> **GOAL OF THE EXERCISE**: Restate the entire listing word for word.

> **Extracted records**:
--

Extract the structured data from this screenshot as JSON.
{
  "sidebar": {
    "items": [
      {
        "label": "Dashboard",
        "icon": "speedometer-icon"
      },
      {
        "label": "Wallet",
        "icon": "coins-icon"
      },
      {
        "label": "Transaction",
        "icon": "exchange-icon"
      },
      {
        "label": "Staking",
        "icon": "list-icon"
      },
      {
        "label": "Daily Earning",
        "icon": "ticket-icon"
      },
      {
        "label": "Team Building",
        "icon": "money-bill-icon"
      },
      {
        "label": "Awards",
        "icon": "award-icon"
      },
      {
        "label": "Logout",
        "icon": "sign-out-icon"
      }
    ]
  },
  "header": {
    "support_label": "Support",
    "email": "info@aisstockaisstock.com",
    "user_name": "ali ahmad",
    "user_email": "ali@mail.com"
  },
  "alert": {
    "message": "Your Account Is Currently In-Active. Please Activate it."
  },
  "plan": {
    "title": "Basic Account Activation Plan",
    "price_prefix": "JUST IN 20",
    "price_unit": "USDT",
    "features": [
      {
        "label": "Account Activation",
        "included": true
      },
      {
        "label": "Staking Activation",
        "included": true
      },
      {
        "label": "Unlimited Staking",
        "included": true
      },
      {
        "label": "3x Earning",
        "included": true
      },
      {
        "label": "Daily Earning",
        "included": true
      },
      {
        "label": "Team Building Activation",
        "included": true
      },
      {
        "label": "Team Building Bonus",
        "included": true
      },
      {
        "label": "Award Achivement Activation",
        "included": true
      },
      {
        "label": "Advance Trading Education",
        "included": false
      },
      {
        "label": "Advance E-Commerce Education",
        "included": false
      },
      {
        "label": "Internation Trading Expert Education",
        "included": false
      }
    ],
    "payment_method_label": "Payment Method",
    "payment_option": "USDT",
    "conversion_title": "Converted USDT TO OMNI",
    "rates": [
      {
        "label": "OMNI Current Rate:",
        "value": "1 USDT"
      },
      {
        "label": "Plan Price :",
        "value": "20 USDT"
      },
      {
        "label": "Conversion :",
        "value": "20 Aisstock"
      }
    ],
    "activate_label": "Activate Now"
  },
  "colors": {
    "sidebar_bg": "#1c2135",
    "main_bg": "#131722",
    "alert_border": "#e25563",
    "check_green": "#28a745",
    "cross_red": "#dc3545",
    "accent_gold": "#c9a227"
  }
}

--

> **WRITTEN RESPONSE**:
Extract the structured data from this screenshot as JSON.
{
  "sidebar": {
    "items": [
      {
        "label": "Dashboard",
        "icon": "speedometer-icon"
      },
      {
        "label": "Wallet",
        "icon": "coins-icon"
      },
      {
        "label": "Transaction",
        "icon": "exchange-icon"
      },
      {
        "label": "Staking",
        "icon": "list-icon"
      },
      {
        "label": "Daily Earning",
        "icon": "ticket-icon"
      },
      {
        "label": "Team Building",
        "icon": "money-bill-icon"
      },
      {
        "label": "Awards",
        "icon": "award-icon"
      },
      {
        "label": "Logout",
        "icon": "sign-out-icon"
      }
    ]
  },
  "header": {
    "support_label": "Support",
    "email": "info@aisstockaisstock.com",
    "user_name": "ali ahmad",
    "user_email": "ali@mail.com"
  },
  "alert": {
    "message": "Your Account Is Currently In-Active. Please Activate it."
  },
  "plan": {
    "title": "Basic Account Activation Plan",
    "price_prefix": "JUST IN 20",
    "price_unit": "USDT",
    "features": [
      {
        "label": "Account Activation",
        "included": true
      },
      {
        "label": "Staking Activation",
        "included": true
      },
      {
        "label": "Unlimited Staking",
        "included": true
      },
      {
        "label": "3x Earning",
        "included": true
      },
      {
        "label": "Daily Earning",
        "included": true
      },
      {
        "label": "Team Building Activation",
        "included": true
      },
      {
        "label": "Team Building Bonus",
        "included": true
      },
      {
        "label": "Award Achivement Activation",
        "included": true
      },
      {
        "label": "Advance Trading Education",
        "included": false
      },
      {
        "label": "Advance E-Commerce Education",
        "included": false
      },
      {
        "label": "Internation Trading Expert Education",
        "included": false
      }
    ],
    "payment_method_label": "Payment Method",
    "payment_option": "USDT",
    "conversion_title": "Converted USDT TO OMNI",
    "rates": [
      {
        "label": "OMNI Current Rate:",
        "value": "1 USDT"
      },
      {
        "label": "Plan Price :",
        "value": "20 USDT"
      },
      {
        "label": "Conversion :",
        "value": "20 Aisstock"
      }
    ],
    "activate_label": "Activate Now"
  },
  "colors": {
    "sidebar_bg": "#1c2135",
    "main_bg": "#131722",
    "alert_border": "#e25563",
    "check_green": "#28a745",
    "cross_red": "#dc3545",
    "accent_gold": "#c9a227"
  }
}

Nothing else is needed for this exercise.